> [Your task] Tally the lines in the listing below that include "data". Answer with the count and nothing more.

----

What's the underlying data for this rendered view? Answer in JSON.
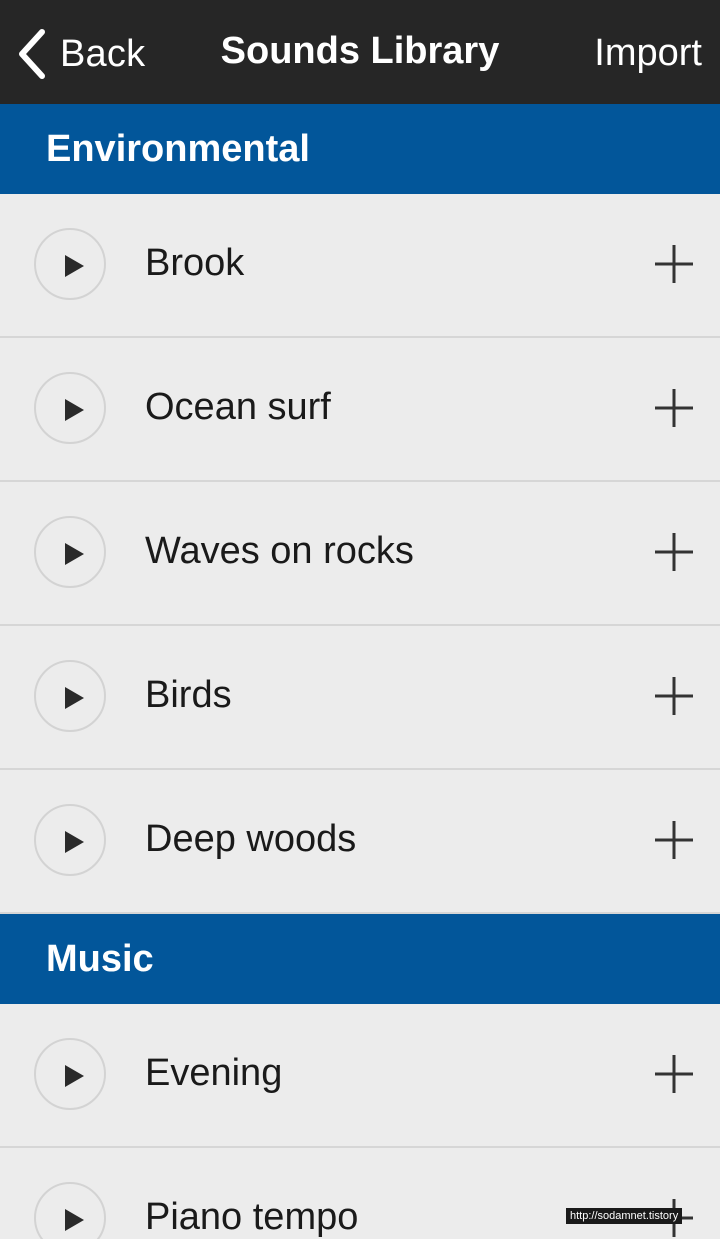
{
  "nav": {
    "back_label": "Back",
    "title": "Sounds Library",
    "import_label": "Import"
  },
  "sections": [
    {
      "title": "Environmental",
      "items": [
        {
          "label": "Brook"
        },
        {
          "label": "Ocean surf"
        },
        {
          "label": "Waves on rocks"
        },
        {
          "label": "Birds"
        },
        {
          "label": "Deep woods"
        }
      ]
    },
    {
      "title": "Music",
      "items": [
        {
          "label": "Evening"
        },
        {
          "label": "Piano tempo"
        }
      ]
    }
  ],
  "watermark": "http://sodamnet.tistory",
  "icons": {
    "back": "chevron-left-icon",
    "play": "play-icon",
    "add": "plus-icon"
  },
  "colors": {
    "nav_bg": "#262626",
    "section_header_bg": "#02569a",
    "row_bg": "#ececec",
    "divider": "#d6d6d6"
  }
}
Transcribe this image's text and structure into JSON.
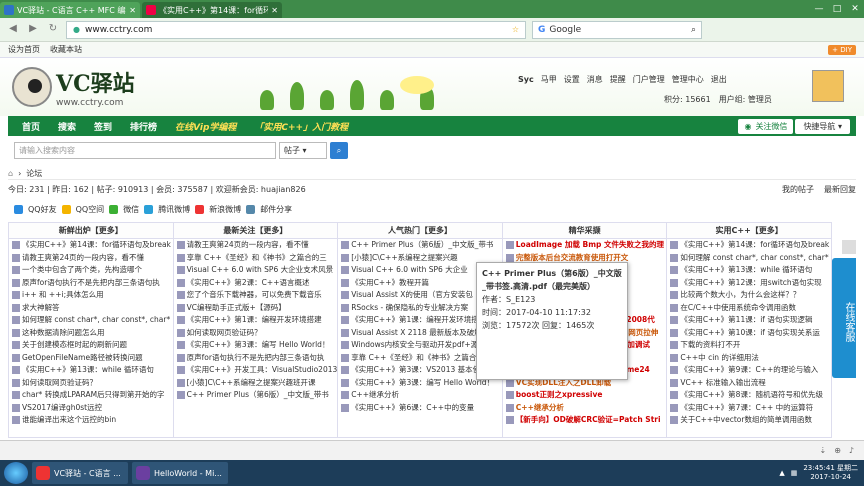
{
  "browser": {
    "tabs": [
      {
        "title": "VC驿站 - C语言 C++ MFC 编程"
      },
      {
        "title": "《实用C++》第14课：for循环语句"
      }
    ],
    "url": "www.cctry.com",
    "search_engine": "Google",
    "bookmarks": [
      "设为首页",
      "收藏本站"
    ],
    "diy_label": "DIY"
  },
  "site": {
    "logo_name": "VC驿站",
    "logo_url": "www.cctry.com",
    "user": {
      "name": "Syc",
      "links": [
        "马甲",
        "设置",
        "消息",
        "提醒",
        "门户管理",
        "管理中心",
        "退出"
      ],
      "credit": "积分: 15661",
      "group": "用户组: 管理员"
    },
    "menu": [
      "首页",
      "搜索",
      "签到",
      "排行榜",
      "在线Vip学编程",
      "「实用C++」入门教程"
    ],
    "wechat": "关注微信",
    "quicknav": "快捷导航",
    "search": {
      "placeholder": "请输入搜索内容",
      "select": "帖子"
    },
    "crumb": "论坛",
    "stats": "今日: 231 | 昨日: 162 | 帖子: 910913 | 会员: 375587 | 欢迎新会员: huajian826",
    "stats_right": [
      "我的帖子",
      "最新回复"
    ],
    "share": [
      "QQ好友",
      "QQ空间",
      "微信",
      "腾讯微博",
      "新浪微博",
      "邮件分享"
    ],
    "columns": [
      {
        "head": "新鲜出炉【更多】",
        "items": [
          "《实用C++》第14课：for循环语句及break",
          "请教王爽第24页的一段内容，看不懂",
          "一个类中包含了两个类，先构造哪个",
          "原声for语句执行不是先把内部三条语句执",
          "i++ 和 ++i;具体怎么用",
          "求大神解答",
          "如何理解 const char*, char const*, char*",
          "这种数据清除问题怎么用",
          "关于创建模态框时起的刷新问题",
          "GetOpenFileName路径被转换问题",
          "《实用C++》第13课：while 循环语句",
          "如何读取网页验证码？",
          "char* 转换成LPARAM后只得到第开始的字",
          "VS2017编译gh0st远控",
          "谁能编译出来这个远控的bin"
        ]
      },
      {
        "head": "最新关注【更多】",
        "items": [
          "请教王爽第24页的一段内容，看不懂",
          "享靠 C++《圣经》和《神书》之篇合的三",
          "Visual C++ 6.0 with SP6 大企业支术风景",
          "《实用C++》第2课：C++语言概述",
          "您了个音乐下载神器，可以免费下载音乐",
          "VC编程助手正式版+【源码】",
          "《实用C++》第1课：编程开发环境搭建",
          "如何读取网页验证码？",
          "《实用C++》第3课：编写 Hello World！",
          "原声for语句执行不是先把内部三条语句执",
          "《实用C++》开发工具：VisualStudio2013",
          "[小猿]C\\C++系编程之提案兴趣班开课",
          "C++ Primer Plus（第6版）_中文版_带书",
          "",
          ""
        ]
      },
      {
        "head": "人气热门【更多】",
        "items": [
          "C++ Primer Plus（第6版）_中文版_带书",
          "[小猿]C\\C++系编程之提案兴趣",
          "Visual C++ 6.0 with SP6 大企业",
          "《实用C++》教程开篇",
          "Visual Assist X的使用（官方安装包",
          "RSocks - 确保隐私的专业解决方案",
          "《实用C++》第1课：编程开发环境搭建",
          "Visual Assist X 2118 最新版本及破解补丁",
          "Windows内核安全与驱动开发pdf+源码 请",
          "享靠 C++《圣经》和《神书》之篇合的三",
          "《实用C++》第3课：VS2013 基本使用",
          "《实用C++》第3课：编写 Hello World！",
          "C++继承分析",
          "《实用C++》第6课：C++中的变量",
          ""
        ]
      },
      {
        "head": "精华采撷",
        "items": [
          "LoadImage 加载 Bmp 文件失败之我的理",
          "完整版本后台交流教育使用打开文",
          "",
          "",
          "",
          "",
          "ODBC 存储/读取 图像数据（VC2008代",
          "【复习】从调试计器讲检（计算器网页拉伸",
          "VC实现【API钩取】【调试法】附加调试",
          "VC实现DLL注入之DLL卸载",
          "【OD反汇编】【逗比向】-Crackme24",
          "VC实现DLL注入之DLL卸载",
          "boost正则之xpressive",
          "C++继承分析",
          "【新手向】OD破解CRC验证=Patch Stri"
        ]
      },
      {
        "head": "实用C++【更多】",
        "items": [
          "《实用C++》第14课：for循环语句及break",
          "如何理解 const char*, char const*, char*",
          "《实用C++》第13课：while 循环语句",
          "《实用C++》第12课：用switch语句实现",
          "比较两个数大小，为什么会这样？？",
          "在C/C++中使用系统命令调用函数",
          "《实用C++》第11课：if 语句实现逻辑",
          "《实用C++》第10课：if 语句实现关系运",
          "下载的资料打不开",
          "C++中 cin 的详细用法",
          "《实用C++》第9课：C++的理论与输入",
          "VC++ 标准输入输出流程",
          "《实用C++》第8课：随机语符号和优先级",
          "《实用C++》第7课：C++ 中的运算符",
          "关于C++中vector数组的简单调用函数"
        ]
      }
    ],
    "tooltip": {
      "title": "C++ Primer Plus（第6版）_中文版_带书签.高清.pdf（最完美版）",
      "author": "作者：S_E123",
      "time": "时间：2017-04-10 11:17:32",
      "views": "浏览：17572次  回复：1465次"
    },
    "side_panel": "在线客服"
  },
  "taskbar": {
    "items": [
      "VC驿站 - C语言 ...",
      "HelloWorld - Mi..."
    ],
    "time": "23:45:41 星期二",
    "date": "2017-10-24"
  },
  "colors": {
    "menu_green": "#17833f",
    "accent_blue": "#1e8ecf",
    "highlight_red": "#d00000"
  }
}
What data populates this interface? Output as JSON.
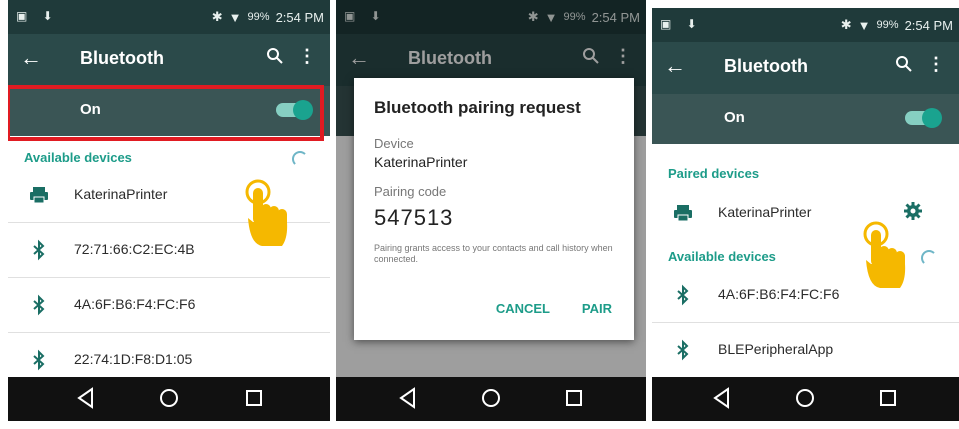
{
  "colors": {
    "accent": "#1d9c89",
    "statusbar": "#1f3a3a",
    "appbar": "#2b4a4a",
    "toggle_row": "#3a5555",
    "highlight": "#e11b22",
    "navbar": "#111111"
  },
  "status": {
    "battery": "99%",
    "time": "2:54 PM"
  },
  "appbar": {
    "title": "Bluetooth",
    "back_icon": "arrow-left-icon",
    "search_icon": "search-icon",
    "more_icon": "more-vert-icon"
  },
  "toggle": {
    "label": "On",
    "state": true
  },
  "screen1": {
    "section": "Available devices",
    "devices": [
      {
        "name": "KaterinaPrinter",
        "icon": "printer-icon"
      },
      {
        "name": "72:71:66:C2:EC:4B",
        "icon": "bluetooth-icon"
      },
      {
        "name": "4A:6F:B6:F4:FC:F6",
        "icon": "bluetooth-icon"
      },
      {
        "name": "22:74:1D:F8:D1:05",
        "icon": "bluetooth-icon"
      }
    ]
  },
  "dialog": {
    "title": "Bluetooth pairing request",
    "device_label": "Device",
    "device_value": "KaterinaPrinter",
    "code_label": "Pairing code",
    "code_value": "547513",
    "note": "Pairing grants access to your contacts and call history when connected.",
    "cancel": "CANCEL",
    "pair": "PAIR"
  },
  "screen3": {
    "paired_section": "Paired devices",
    "paired": [
      {
        "name": "KaterinaPrinter",
        "icon": "printer-icon"
      }
    ],
    "available_section": "Available devices",
    "available": [
      {
        "name": "4A:6F:B6:F4:FC:F6",
        "icon": "bluetooth-icon"
      },
      {
        "name": "BLEPeripheralApp",
        "icon": "bluetooth-icon"
      }
    ]
  }
}
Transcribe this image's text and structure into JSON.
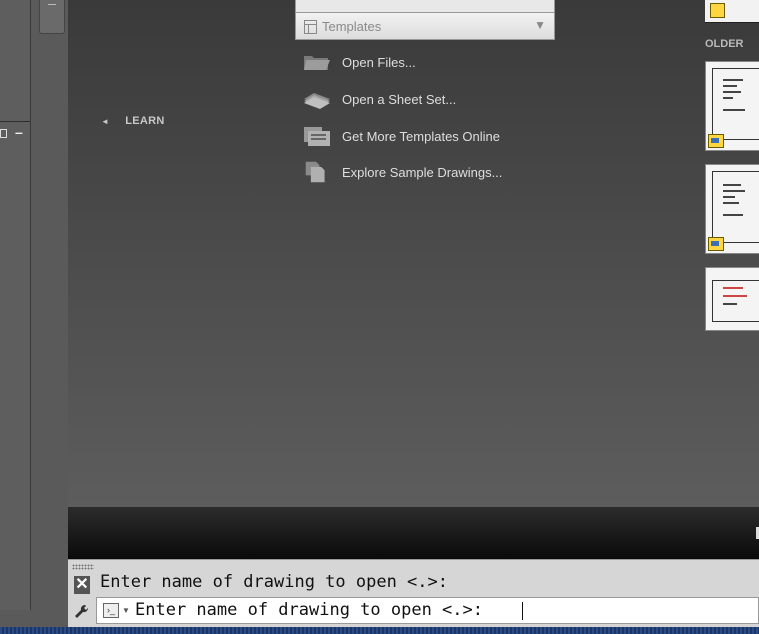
{
  "learn": {
    "label": "LEARN"
  },
  "templates": {
    "label": "Templates"
  },
  "actions": [
    {
      "label": "Open Files...",
      "icon": "folder-open-icon"
    },
    {
      "label": "Open a Sheet Set...",
      "icon": "sheet-set-icon"
    },
    {
      "label": "Get More Templates Online",
      "icon": "templates-online-icon"
    },
    {
      "label": "Explore Sample Drawings...",
      "icon": "sample-drawings-icon"
    }
  ],
  "recent": {
    "section_label": "OLDER"
  },
  "left_panel": {
    "minimize_label": "–"
  },
  "command": {
    "history_line": "Enter name of drawing to open <.>:",
    "prompt_text": "Enter name of drawing to open <.>:",
    "close_label": "✕",
    "customize_icon": "wrench-icon"
  },
  "colors": {
    "background": "#4a4a4a",
    "command_bg": "#d6d6d6",
    "accent": "#ffd640"
  }
}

----

> [Solved problem] 2